## Goal
Copy the rows from the start through the line with "260, 90, 286]", changing "y-tick-label" to "y-axis-label" and leaving everything else as it is.
^^^^^^^^
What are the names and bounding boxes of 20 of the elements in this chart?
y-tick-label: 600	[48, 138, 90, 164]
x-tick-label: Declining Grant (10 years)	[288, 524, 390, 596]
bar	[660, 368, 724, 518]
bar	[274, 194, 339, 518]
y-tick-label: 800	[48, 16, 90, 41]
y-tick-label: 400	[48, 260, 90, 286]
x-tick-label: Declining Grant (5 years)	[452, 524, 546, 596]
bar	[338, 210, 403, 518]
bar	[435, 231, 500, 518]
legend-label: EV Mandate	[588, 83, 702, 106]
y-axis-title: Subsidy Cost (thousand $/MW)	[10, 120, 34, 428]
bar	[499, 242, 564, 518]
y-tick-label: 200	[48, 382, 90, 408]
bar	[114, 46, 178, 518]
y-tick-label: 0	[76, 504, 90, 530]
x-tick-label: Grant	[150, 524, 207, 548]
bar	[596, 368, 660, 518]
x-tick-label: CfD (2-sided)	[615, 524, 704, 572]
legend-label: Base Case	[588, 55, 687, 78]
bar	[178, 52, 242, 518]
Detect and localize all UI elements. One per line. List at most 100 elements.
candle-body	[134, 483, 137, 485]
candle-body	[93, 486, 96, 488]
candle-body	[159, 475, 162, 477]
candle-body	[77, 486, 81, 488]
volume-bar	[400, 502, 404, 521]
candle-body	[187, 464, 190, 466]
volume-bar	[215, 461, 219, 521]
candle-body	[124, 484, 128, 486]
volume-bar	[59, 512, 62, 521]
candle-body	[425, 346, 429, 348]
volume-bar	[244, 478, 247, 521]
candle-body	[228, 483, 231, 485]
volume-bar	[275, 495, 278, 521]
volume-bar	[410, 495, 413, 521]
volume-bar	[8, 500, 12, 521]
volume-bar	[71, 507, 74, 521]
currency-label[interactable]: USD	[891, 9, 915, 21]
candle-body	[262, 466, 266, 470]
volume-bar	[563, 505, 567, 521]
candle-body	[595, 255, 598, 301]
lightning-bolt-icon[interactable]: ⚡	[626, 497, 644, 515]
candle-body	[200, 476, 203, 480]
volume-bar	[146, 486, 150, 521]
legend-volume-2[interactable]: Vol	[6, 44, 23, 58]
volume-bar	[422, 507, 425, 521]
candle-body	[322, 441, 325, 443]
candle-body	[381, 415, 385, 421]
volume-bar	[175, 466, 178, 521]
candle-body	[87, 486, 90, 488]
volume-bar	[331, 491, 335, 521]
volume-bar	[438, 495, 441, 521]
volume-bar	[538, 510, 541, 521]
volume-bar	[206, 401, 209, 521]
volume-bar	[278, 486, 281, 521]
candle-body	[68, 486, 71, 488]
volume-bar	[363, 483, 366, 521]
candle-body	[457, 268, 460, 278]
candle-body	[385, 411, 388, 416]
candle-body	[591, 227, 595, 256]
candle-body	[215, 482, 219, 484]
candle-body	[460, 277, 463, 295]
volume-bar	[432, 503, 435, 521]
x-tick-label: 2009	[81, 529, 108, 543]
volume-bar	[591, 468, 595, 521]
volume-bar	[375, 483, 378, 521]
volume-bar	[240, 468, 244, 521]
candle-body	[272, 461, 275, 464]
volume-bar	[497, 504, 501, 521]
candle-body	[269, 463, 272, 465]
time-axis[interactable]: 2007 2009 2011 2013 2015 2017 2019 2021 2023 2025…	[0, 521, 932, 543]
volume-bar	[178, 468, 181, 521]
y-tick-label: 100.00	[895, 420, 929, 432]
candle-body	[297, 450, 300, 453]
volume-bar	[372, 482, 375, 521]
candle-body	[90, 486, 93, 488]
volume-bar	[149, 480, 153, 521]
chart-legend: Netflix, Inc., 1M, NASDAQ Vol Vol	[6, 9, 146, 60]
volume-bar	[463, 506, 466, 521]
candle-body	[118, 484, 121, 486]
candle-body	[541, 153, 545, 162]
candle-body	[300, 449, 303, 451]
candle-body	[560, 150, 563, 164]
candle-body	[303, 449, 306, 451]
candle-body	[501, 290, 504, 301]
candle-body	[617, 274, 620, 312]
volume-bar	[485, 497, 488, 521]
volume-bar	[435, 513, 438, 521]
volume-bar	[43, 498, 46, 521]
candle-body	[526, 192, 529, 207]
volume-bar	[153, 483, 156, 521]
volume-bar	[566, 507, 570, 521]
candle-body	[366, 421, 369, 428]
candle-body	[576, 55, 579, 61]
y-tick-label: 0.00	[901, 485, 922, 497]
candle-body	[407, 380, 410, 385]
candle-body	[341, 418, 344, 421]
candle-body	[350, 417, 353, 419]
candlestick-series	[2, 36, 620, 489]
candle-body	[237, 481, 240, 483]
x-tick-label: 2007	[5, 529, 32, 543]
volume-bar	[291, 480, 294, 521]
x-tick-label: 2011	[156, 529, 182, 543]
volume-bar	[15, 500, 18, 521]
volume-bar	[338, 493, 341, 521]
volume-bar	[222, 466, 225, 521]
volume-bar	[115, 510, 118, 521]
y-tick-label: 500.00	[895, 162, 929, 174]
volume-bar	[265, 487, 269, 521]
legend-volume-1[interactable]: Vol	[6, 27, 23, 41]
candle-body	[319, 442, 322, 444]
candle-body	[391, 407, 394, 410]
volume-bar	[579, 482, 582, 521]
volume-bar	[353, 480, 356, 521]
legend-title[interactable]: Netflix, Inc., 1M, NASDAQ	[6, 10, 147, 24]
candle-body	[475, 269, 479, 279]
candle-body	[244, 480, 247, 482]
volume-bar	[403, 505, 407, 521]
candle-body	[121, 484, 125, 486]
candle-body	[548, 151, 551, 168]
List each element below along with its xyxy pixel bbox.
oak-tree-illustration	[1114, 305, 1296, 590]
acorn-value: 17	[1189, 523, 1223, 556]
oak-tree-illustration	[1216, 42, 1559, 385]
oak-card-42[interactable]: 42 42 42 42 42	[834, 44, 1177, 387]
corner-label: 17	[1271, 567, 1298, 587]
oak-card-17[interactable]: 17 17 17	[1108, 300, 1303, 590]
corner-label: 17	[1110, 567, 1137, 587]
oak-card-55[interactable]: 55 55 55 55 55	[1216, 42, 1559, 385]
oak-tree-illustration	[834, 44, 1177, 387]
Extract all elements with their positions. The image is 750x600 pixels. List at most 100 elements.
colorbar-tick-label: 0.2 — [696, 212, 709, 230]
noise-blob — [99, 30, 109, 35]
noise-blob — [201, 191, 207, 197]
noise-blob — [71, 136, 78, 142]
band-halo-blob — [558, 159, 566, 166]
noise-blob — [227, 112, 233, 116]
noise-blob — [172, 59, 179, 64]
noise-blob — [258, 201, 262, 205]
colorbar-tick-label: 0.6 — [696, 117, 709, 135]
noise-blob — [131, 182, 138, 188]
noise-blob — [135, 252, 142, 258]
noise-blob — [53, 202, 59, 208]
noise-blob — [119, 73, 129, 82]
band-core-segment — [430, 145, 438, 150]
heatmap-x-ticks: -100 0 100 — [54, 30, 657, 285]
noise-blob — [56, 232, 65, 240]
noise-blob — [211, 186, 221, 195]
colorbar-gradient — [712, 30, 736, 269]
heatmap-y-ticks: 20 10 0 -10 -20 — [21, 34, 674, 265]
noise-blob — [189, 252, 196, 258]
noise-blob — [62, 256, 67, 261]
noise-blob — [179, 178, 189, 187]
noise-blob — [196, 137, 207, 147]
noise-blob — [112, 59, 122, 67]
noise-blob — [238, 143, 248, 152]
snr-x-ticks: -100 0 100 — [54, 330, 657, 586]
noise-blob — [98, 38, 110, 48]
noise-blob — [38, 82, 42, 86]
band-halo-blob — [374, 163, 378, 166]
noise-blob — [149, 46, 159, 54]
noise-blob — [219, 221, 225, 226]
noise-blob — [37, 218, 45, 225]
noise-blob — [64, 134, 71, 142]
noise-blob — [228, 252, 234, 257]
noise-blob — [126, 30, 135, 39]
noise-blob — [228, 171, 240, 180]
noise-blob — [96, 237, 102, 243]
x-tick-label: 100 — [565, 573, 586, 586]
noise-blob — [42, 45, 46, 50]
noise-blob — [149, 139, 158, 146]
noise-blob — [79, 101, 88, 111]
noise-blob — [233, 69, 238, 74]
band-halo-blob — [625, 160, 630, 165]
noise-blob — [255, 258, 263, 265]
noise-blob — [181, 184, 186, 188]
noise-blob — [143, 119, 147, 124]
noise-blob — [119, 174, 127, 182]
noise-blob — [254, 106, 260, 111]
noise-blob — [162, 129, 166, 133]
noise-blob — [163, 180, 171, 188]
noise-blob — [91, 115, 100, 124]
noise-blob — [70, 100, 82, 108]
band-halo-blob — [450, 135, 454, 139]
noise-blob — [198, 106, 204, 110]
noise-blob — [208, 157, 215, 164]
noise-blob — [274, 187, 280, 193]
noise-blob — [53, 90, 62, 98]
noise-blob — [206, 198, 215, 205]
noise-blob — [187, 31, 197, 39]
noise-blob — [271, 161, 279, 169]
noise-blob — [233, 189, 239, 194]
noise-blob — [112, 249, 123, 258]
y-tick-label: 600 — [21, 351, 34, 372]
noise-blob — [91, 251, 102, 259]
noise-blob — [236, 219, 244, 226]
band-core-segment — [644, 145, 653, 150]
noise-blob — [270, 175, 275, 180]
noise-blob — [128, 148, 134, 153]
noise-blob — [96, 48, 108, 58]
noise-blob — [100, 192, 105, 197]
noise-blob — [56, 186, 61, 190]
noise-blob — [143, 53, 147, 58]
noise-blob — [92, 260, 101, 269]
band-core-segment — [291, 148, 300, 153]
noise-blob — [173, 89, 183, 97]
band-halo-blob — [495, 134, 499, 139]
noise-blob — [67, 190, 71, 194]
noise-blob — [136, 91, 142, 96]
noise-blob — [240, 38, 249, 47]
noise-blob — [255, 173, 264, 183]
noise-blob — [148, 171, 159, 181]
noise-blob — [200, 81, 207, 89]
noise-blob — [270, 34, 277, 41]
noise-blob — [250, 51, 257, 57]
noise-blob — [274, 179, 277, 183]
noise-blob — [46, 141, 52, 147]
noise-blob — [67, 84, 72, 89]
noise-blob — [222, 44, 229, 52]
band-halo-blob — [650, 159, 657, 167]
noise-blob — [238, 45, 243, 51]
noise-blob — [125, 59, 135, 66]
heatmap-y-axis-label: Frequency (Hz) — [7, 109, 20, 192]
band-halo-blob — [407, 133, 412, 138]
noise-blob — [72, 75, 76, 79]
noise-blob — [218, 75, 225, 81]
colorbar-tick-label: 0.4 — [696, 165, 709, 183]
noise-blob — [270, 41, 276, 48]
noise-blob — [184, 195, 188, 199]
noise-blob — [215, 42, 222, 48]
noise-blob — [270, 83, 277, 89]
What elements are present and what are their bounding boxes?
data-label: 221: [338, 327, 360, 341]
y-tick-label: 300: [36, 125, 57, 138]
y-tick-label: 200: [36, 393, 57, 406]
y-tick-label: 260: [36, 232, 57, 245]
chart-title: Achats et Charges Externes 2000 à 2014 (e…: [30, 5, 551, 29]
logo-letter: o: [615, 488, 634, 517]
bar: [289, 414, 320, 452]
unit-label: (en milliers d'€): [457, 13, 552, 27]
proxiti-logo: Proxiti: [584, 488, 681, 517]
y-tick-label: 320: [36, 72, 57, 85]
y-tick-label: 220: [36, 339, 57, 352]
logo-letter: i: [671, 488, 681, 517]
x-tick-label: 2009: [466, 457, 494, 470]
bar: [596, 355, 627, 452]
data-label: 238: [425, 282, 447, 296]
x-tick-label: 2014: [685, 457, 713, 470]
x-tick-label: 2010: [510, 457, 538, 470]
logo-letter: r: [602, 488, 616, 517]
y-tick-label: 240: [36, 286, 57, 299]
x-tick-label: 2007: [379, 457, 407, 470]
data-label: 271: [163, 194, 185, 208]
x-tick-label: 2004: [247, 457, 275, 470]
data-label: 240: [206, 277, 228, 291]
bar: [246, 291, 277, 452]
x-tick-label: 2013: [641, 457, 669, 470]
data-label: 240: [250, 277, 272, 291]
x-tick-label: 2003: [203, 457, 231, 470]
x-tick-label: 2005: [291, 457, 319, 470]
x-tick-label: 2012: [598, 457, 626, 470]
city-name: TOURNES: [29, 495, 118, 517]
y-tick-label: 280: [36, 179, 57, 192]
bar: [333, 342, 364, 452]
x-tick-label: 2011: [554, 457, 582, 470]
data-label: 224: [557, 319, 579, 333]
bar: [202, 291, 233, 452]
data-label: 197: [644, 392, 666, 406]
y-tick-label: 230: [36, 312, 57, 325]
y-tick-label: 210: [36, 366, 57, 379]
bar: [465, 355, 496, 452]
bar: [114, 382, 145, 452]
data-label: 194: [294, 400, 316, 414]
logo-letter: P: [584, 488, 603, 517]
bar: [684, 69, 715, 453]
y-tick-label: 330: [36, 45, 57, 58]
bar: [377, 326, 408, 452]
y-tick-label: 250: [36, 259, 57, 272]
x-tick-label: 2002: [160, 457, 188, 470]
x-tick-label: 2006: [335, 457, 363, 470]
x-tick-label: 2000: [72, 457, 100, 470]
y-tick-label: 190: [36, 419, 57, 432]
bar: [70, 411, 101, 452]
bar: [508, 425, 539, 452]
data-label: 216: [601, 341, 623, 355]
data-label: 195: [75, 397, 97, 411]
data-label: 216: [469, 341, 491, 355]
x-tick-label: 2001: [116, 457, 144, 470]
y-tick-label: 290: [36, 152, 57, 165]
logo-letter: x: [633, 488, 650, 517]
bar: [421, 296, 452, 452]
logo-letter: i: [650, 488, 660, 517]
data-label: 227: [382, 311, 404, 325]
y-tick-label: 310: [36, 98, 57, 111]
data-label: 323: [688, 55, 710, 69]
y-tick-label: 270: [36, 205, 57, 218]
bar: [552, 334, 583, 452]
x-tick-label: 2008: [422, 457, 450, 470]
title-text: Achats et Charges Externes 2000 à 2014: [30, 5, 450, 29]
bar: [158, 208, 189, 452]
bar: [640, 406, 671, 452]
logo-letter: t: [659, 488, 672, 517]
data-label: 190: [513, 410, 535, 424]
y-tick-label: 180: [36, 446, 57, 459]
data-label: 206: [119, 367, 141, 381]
^^^^^^^^
## Full answer
What are the names and bounding boxes of 20 of the elements in this chart?
y-axis-label: 600	[48, 138, 90, 164]
x-tick-label: Declining Grant (10 years)	[288, 524, 390, 596]
bar	[660, 368, 724, 518]
bar	[274, 194, 339, 518]
y-axis-label: 800	[48, 16, 90, 41]
y-axis-label: 400	[48, 260, 90, 286]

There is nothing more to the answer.